→ **Goal**
List all lines of the data that include the string "Built".

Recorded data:

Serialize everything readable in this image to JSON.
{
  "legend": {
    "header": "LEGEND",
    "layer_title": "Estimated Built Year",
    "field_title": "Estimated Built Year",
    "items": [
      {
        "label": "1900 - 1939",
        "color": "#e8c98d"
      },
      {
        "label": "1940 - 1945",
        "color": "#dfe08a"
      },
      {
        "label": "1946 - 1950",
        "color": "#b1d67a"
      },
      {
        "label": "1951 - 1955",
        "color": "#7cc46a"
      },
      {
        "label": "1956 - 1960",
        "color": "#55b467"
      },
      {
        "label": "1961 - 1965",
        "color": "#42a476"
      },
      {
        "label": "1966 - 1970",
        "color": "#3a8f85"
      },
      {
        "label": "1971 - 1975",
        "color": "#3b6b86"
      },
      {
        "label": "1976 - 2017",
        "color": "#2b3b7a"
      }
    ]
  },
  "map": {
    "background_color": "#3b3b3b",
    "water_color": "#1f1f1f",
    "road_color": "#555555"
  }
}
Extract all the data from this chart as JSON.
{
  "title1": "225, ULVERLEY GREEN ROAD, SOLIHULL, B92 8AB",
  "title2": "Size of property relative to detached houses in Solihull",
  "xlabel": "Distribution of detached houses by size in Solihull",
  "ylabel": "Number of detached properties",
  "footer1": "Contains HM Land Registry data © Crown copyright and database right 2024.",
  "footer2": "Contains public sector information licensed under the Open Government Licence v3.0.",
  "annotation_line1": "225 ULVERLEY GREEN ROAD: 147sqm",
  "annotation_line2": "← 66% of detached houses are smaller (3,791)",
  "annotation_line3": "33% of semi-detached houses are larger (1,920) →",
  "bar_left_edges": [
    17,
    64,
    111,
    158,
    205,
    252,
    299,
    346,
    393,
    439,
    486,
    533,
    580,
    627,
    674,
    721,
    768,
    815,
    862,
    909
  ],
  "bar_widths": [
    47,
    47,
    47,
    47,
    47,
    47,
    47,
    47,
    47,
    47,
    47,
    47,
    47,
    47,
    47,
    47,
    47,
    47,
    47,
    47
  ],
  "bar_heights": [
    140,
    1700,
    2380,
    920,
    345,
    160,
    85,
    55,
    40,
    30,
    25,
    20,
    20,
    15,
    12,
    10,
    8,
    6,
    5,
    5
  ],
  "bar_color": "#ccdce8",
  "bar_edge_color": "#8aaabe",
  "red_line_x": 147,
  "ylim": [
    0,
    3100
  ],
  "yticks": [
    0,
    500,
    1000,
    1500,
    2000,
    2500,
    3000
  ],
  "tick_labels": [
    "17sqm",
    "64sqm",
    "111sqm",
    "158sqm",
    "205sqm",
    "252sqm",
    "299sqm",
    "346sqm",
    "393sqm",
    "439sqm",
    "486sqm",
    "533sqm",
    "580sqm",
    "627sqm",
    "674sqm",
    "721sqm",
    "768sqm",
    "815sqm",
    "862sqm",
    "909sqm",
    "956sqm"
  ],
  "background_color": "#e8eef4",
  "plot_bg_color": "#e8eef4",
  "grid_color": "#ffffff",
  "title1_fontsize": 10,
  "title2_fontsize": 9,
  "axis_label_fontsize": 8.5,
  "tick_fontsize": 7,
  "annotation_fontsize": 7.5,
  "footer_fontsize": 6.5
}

→ **Output of the exercise**
    "layer_title": "Estimated Built Year",
    "field_title": "Estimated Built Year",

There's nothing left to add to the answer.